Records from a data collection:
▬▬▬

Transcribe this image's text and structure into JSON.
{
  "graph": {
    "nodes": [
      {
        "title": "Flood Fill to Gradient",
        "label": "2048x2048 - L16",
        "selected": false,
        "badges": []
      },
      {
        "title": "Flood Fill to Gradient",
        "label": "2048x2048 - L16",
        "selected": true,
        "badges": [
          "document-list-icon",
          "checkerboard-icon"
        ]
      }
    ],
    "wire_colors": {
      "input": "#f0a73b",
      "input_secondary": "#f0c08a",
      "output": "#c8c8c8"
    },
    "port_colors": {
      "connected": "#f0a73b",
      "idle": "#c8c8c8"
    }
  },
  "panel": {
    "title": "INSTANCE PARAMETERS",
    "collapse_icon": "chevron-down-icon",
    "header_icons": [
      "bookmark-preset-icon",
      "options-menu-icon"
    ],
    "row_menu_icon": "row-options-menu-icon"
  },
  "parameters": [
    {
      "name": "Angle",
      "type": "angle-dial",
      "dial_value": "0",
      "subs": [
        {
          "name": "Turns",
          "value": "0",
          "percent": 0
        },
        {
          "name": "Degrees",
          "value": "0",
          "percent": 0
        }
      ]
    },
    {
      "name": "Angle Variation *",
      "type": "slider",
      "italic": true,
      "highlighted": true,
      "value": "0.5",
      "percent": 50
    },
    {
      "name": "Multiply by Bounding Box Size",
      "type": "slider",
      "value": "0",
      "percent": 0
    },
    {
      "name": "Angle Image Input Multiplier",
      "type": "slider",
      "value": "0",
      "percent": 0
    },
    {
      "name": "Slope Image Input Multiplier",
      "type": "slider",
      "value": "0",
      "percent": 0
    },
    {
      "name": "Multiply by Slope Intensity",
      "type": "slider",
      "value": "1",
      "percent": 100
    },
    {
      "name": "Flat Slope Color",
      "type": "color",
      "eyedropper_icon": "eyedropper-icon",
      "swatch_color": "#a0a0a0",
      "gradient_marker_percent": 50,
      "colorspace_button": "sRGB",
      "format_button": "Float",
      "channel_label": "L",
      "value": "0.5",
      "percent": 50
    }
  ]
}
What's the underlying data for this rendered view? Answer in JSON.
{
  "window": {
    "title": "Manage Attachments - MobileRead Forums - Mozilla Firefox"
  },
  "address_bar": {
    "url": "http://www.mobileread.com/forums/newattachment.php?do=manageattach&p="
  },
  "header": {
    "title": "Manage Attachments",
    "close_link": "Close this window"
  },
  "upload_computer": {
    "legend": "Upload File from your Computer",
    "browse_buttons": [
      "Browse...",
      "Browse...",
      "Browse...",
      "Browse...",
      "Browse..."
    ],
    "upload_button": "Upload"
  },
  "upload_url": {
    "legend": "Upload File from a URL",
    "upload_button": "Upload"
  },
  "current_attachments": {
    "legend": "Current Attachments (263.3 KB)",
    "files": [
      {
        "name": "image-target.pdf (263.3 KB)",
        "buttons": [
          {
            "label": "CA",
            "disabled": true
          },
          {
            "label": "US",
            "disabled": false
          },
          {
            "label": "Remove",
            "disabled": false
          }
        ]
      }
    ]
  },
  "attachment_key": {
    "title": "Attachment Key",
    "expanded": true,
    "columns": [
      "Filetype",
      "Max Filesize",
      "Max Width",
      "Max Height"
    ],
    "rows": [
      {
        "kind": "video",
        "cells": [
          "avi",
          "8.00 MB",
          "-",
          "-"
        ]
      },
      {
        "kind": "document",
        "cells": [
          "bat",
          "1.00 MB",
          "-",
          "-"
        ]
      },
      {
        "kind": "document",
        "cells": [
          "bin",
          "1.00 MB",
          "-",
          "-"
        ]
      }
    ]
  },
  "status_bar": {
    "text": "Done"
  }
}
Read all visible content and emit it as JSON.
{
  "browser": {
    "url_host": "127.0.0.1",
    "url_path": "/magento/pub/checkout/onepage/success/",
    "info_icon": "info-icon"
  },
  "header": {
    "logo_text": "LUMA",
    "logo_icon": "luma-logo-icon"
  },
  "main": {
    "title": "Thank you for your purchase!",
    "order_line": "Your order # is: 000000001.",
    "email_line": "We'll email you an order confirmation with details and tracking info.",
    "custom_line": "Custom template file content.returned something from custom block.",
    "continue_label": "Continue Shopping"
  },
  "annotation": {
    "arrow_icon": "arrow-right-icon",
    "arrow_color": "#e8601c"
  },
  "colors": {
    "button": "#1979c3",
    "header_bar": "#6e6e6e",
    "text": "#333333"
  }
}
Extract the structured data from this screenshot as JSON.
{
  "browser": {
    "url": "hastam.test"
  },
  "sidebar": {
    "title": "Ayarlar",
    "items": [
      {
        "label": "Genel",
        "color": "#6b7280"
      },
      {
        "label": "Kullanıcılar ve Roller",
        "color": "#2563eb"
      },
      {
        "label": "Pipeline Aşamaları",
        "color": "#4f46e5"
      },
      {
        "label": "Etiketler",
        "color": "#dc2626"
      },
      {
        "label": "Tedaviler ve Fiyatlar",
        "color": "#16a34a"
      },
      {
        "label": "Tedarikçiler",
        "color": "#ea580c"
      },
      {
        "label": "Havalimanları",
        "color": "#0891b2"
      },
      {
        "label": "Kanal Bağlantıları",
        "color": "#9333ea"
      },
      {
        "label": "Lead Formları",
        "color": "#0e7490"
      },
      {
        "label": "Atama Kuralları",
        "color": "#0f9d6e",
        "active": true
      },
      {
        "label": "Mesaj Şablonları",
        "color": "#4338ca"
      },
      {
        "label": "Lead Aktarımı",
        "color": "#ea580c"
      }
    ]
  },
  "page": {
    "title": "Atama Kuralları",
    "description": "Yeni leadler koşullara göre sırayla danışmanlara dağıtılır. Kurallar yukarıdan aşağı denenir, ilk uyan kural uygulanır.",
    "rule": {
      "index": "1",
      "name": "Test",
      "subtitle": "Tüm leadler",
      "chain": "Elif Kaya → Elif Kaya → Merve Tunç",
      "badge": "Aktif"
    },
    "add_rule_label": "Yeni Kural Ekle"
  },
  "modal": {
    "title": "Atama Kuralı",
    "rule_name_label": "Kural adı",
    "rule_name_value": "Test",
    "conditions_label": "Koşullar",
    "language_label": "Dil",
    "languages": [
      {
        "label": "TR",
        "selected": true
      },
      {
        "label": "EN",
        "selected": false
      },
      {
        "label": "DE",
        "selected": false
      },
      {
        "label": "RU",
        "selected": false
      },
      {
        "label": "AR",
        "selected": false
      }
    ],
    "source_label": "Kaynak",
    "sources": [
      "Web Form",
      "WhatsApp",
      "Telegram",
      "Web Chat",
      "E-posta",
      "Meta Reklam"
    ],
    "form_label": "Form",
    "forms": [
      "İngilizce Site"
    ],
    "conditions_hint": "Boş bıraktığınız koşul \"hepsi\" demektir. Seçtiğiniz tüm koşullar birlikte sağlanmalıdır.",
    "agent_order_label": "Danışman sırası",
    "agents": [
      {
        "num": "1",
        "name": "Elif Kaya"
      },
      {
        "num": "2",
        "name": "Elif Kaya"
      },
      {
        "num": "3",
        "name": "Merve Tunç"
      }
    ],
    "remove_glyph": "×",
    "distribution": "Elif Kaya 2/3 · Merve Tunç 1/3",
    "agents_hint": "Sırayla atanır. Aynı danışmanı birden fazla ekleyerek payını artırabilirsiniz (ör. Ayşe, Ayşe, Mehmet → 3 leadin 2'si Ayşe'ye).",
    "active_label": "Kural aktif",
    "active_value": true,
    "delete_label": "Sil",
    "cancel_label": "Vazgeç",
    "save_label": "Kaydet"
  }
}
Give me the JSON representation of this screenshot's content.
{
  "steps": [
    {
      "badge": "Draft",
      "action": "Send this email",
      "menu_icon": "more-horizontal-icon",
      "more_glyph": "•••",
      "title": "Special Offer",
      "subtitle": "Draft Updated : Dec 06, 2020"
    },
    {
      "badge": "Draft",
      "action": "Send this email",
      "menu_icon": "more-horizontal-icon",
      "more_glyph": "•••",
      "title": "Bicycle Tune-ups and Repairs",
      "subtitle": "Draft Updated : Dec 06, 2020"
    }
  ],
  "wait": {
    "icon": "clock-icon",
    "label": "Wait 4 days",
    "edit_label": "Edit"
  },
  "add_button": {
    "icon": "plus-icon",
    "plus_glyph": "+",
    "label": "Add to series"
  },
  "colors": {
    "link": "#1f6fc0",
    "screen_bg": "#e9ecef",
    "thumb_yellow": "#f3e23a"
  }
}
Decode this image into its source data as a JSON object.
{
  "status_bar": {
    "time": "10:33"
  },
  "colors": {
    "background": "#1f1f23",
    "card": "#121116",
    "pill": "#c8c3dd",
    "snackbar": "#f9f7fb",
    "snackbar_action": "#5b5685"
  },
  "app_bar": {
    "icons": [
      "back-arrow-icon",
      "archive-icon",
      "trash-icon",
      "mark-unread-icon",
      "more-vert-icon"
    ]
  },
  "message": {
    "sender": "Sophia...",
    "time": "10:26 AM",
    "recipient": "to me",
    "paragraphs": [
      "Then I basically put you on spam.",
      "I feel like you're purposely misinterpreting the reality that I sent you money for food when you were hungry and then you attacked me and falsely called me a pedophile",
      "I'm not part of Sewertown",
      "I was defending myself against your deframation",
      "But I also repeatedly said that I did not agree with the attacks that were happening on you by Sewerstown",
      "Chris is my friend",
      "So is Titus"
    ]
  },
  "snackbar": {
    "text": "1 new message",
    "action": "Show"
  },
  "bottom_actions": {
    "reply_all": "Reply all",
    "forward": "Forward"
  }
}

▬▬▬

▸ **Exercise**
Which lines hold the word "content"? Copy each of them from the records.

▸ **The result**
Read all visible content and emit it as JSON.
    "custom_line": "Custom template file content.returned something from custom block.",
Give me the JSON representation of this screenshot's content.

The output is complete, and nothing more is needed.